* [PROBLEM REQUIREMENTS]:
Type out the records that follow, exactly as given.

--- STORED ROWS ---

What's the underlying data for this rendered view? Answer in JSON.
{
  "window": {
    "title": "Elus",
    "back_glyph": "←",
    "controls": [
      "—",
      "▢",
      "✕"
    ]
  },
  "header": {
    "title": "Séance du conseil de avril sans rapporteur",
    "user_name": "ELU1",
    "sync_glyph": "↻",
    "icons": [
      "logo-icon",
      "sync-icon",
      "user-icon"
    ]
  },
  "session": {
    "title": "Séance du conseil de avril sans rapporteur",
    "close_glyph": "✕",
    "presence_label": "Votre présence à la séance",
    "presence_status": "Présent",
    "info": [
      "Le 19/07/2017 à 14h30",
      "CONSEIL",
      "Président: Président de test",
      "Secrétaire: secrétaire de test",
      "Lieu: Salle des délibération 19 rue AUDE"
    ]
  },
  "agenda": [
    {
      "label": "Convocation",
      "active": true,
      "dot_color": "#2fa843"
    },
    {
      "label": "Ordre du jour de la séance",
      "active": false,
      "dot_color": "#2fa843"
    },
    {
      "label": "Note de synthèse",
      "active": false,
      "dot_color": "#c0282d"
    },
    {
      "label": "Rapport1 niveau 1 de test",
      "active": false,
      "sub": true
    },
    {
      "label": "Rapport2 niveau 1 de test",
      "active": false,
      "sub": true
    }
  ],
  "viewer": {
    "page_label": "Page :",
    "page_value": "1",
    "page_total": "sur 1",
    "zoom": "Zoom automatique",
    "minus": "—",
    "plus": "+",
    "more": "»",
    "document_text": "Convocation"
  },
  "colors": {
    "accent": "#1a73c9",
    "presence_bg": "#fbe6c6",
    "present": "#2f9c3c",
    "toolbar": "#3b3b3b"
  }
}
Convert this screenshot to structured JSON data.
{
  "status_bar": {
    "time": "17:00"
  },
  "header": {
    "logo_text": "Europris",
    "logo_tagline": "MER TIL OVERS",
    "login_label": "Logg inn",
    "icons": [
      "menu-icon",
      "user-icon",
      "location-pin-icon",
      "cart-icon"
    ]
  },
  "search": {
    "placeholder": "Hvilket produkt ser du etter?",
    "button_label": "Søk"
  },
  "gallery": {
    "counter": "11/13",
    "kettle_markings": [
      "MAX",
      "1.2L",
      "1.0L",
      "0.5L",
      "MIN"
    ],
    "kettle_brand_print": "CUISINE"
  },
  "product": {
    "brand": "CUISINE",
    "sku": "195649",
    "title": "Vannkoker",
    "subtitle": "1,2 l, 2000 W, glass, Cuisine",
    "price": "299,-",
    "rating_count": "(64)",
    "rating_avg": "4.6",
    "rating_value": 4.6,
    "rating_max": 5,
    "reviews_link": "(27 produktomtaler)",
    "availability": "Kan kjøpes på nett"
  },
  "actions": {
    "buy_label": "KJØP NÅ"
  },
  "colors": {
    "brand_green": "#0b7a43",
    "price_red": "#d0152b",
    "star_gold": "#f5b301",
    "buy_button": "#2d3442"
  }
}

---

* [FINAL RESULT]:
What's the underlying data for this rendered view? Answer in JSON.
{
  "window": {
    "title": "Elus",
    "back_glyph": "←",
    "controls": [
      "—",
      "▢",
      "✕"
    ]
  },
  "header": {
    "title": "Séance du conseil de avril sans rapporteur",
    "user_name": "ELU1",
    "sync_glyph": "↻",
    "icons": [
      "logo-icon",
      "sync-icon",
      "user-icon"
    ]
  },
  "session": {
    "title": "Séance du conseil de avril sans rapporteur",
    "close_glyph": "✕",
    "presence_label": "Votre présence à la séance",
    "presence_status": "Présent",
    "info": [
      "Le 19/07/2017 à 14h30",
      "CONSEIL",
      "Président: Président de test",
      "Secrétaire: secrétaire de test",
      "Lieu: Salle des délibération 19 rue AUDE"
    ]
  },
  "agenda": [
    {
      "label": "Convocation",
      "active": true,
      "dot_color": "#2fa843"
    },
    {
      "label": "Ordre du jour de la séance",
      "active": false,
      "dot_color": "#2fa843"
    },
    {
      "label": "Note de synthèse",
      "active": false,
      "dot_color": "#c0282d"
    },
    {
      "label": "Rapport1 niveau 1 de test",
      "active": false,
      "sub": true
    },
    {
      "label": "Rapport2 niveau 1 de test",
      "active": false,
      "sub": true
    }
  ],
  "viewer": {
    "page_label": "Page :",
    "page_value": "1",
    "page_total": "sur 1",
    "zoom": "Zoom automatique",
    "minus": "—",
    "plus": "+",
    "more": "»",
    "document_text": "Convocation"
  },
  "colors": {
    "accent": "#1a73c9",
    "presence_bg": "#fbe6c6",
    "present": "#2f9c3c",
    "toolbar": "#3b3b3b"
  }
}
Convert this screenshot to structured JSON data.
{
  "status_bar": {
    "time": "17:00"
  },
  "header": {
    "logo_text": "Europris",
    "logo_tagline": "MER TIL OVERS",
    "login_label": "Logg inn",
    "icons": [
      "menu-icon",
      "user-icon",
      "location-pin-icon",
      "cart-icon"
    ]
  },
  "search": {
    "placeholder": "Hvilket produkt ser du etter?",
    "button_label": "Søk"
  },
  "gallery": {
    "counter": "11/13",
    "kettle_markings": [
      "MAX",
      "1.2L",
      "1.0L",
      "0.5L",
      "MIN"
    ],
    "kettle_brand_print": "CUISINE"
  },
  "product": {
    "brand": "CUISINE",
    "sku": "195649",
    "title": "Vannkoker",
    "subtitle": "1,2 l, 2000 W, glass, Cuisine",
    "price": "299,-",
    "rating_count": "(64)",
    "rating_avg": "4.6",
    "rating_value": 4.6,
    "rating_max": 5,
    "reviews_link": "(27 produktomtaler)",
    "availability": "Kan kjøpes på nett"
  },
  "actions": {
    "buy_label": "KJØP NÅ"
  },
  "colors": {
    "brand_green": "#0b7a43",
    "price_red": "#d0152b",
    "star_gold": "#f5b301",
    "buy_button": "#2d3442"
  }
}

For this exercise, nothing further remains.